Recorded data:
:::
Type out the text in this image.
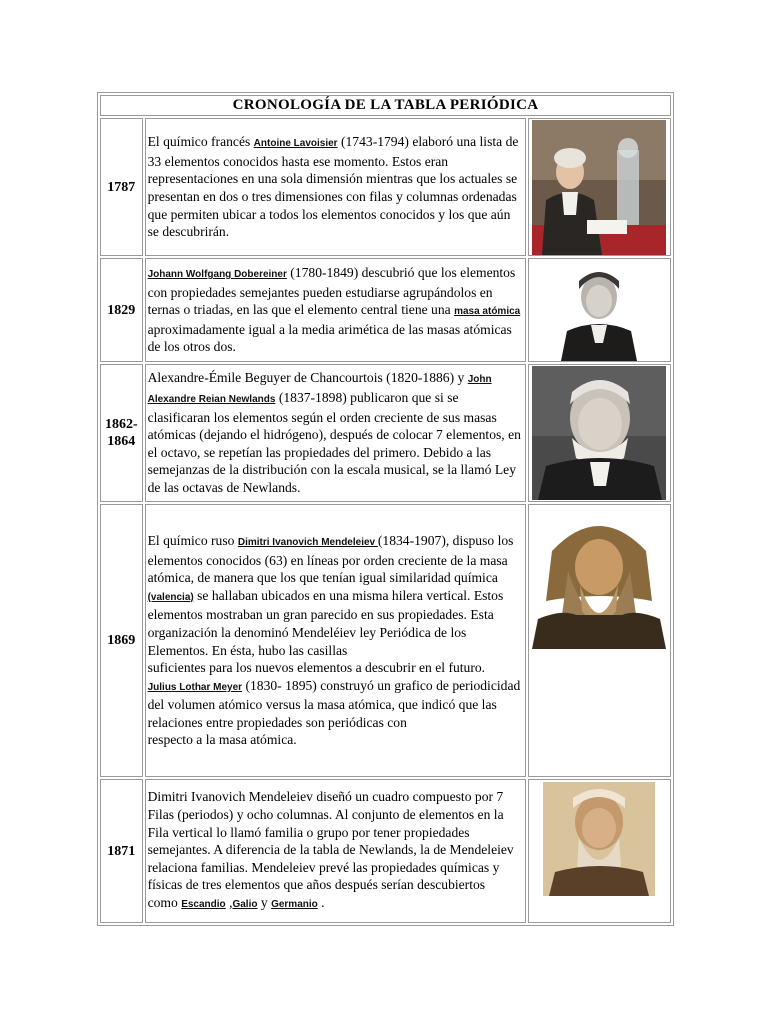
CRONOLOGÍA DE LA TABLA PERIÓDICA		
1787	El químico francés Antoine Lavoisier (1743-1794) elaboró una lista de 33 elementos conocidos hasta ese momento. Estos eran representaciones en una sola dimensión mientras que los actuales se presentan en dos o tres dimensiones con filas y columnas ordenadas que permiten ubicar a todos los elementos conocidos y los que aún se descubrirán.	

1829	Johann Wolfgang Dobereiner (1780-1849) descubrió que los elementos con propiedades semejantes pueden estudiarse agrupándolos en ternas o triadas, en las que el elemento central tiene una masa atómica aproximadamente igual a la media arimética de las masas atómicas de los otros dos.	

1862-1864	Alexandre-Émile Beguyer de Chancourtois (1820-1886) y John Alexandre Reian Newlands (1837-1898) publicaron que si se clasificaran los elementos según el orden creciente de sus masas atómicas (dejando el hidrógeno), después de colocar 7 elementos, en el octavo, se repetían las propiedades del primero. Debido a las semejanzas de la distribución con la escala musical, se la llamó Ley de las octavas de Newlands.	

1869	El químico ruso Dimitri Ivanovich Mendeleiev (1834-1907), dispuso los elementos conocidos (63) en líneas por orden creciente de la masa atómica, de manera que los que tenían igual similaridad química (valencia) se hallaban ubicados en una misma hilera vertical. Estos elementos mostraban un gran parecido en sus propiedades. Esta organización la denominó Mendeléiev ley Periódica de los Elementos. En ésta, hubo las casillas
suficientes para los nuevos elementos a descubrir en el futuro.
Julius Lothar Meyer (1830- 1895) construyó un grafico de periodicidad del volumen atómico versus la masa atómica, que indicó que las relaciones entre propiedades son periódicas con
respecto a la masa atómica.	

1871	Dimitri Ivanovich Mendeleiev diseñó un cuadro compuesto por 7 Filas (periodos) y ocho columnas. Al conjunto de elementos en la Fila vertical lo llamó familia o grupo por tener propiedades semejantes. A diferencia de la tabla de Newlands, la de Mendeleiev relaciona familias. Mendeleiev prevé las propiedades químicas y físicas de tres elementos que años después serían descubiertos
como Escandio ,Galio y Germanio .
:::
EXERCISE DETAILS.
Repeat the data exactly, without the pictures.

SOLUTION TO THE EXERCISE.
Type out the text in this image.
CRONOLOGÍA DE LA TABLA PERIÓDICA		
1787	El químico francés Antoine Lavoisier (1743-1794) elaboró una lista de 33 elementos conocidos hasta ese momento. Estos eran representaciones en una sola dimensión mientras que los actuales se presentan en dos o tres dimensiones con filas y columnas ordenadas que permiten ubicar a todos los elementos conocidos y los que aún se descubrirán.	

1829	Johann Wolfgang Dobereiner (1780-1849) descubrió que los elementos con propiedades semejantes pueden estudiarse agrupándolos en ternas o triadas, en las que el elemento central tiene una masa atómica aproximadamente igual a la media arimética de las masas atómicas de los otros dos.	

1862-1864	Alexandre-Émile Beguyer de Chancourtois (1820-1886) y John Alexandre Reian Newlands (1837-1898) publicaron que si se clasificaran los elementos según el orden creciente de sus masas atómicas (dejando el hidrógeno), después de colocar 7 elementos, en el octavo, se repetían las propiedades del primero. Debido a las semejanzas de la distribución con la escala musical, se la llamó Ley de las octavas de Newlands.	

1869	El químico ruso Dimitri Ivanovich Mendeleiev (1834-1907), dispuso los elementos conocidos (63) en líneas por orden creciente de la masa atómica, de manera que los que tenían igual similaridad química (valencia) se hallaban ubicados en una misma hilera vertical. Estos elementos mostraban un gran parecido en sus propiedades. Esta organización la denominó Mendeléiev ley Periódica de los Elementos. En ésta, hubo las casillas
suficientes para los nuevos elementos a descubrir en el futuro.
Julius Lothar Meyer (1830- 1895) construyó un grafico de periodicidad del volumen atómico versus la masa atómica, que indicó que las relaciones entre propiedades son periódicas con
respecto a la masa atómica.	

1871	Dimitri Ivanovich Mendeleiev diseñó un cuadro compuesto por 7 Filas (periodos) y ocho columnas. Al conjunto de elementos en la Fila vertical lo llamó familia o grupo por tener propiedades semejantes. A diferencia de la tabla de Newlands, la de Mendeleiev relaciona familias. Mendeleiev prevé las propiedades químicas y físicas de tres elementos que años después serían descubiertos
como Escandio ,Galio y Germanio .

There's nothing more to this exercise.